[Extracted records]
_ _ _ _ _

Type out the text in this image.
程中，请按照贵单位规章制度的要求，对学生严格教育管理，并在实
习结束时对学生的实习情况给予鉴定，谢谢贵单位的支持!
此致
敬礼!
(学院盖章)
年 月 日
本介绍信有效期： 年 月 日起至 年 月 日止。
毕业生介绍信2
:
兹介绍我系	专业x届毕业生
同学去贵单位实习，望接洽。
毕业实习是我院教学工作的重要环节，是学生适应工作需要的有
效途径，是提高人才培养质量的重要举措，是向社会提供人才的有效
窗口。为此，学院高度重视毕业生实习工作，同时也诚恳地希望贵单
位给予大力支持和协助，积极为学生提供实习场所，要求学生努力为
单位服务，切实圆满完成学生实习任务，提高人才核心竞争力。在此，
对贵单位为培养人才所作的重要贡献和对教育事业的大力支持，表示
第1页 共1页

_ _ _ _ _

# Task
Write out every entry verbatim.

# Final result
Type out the text in this image.
程中，请按照贵单位规章制度的要求，对学生严格教育管理，并在实
习结束时对学生的实习情况给予鉴定，谢谢贵单位的支持!
此致
敬礼!
(学院盖章)
年 月 日
本介绍信有效期： 年 月 日起至 年 月 日止。
毕业生介绍信2
:
兹介绍我系	专业x届毕业生
同学去贵单位实习，望接洽。
毕业实习是我院教学工作的重要环节，是学生适应工作需要的有
效途径，是提高人才培养质量的重要举措，是向社会提供人才的有效
窗口。为此，学院高度重视毕业生实习工作，同时也诚恳地希望贵单
位给予大力支持和协助，积极为学生提供实习场所，要求学生努力为
单位服务，切实圆满完成学生实习任务，提高人才核心竞争力。在此，
对贵单位为培养人才所作的重要贡献和对教育事业的大力支持，表示
第1页 共1页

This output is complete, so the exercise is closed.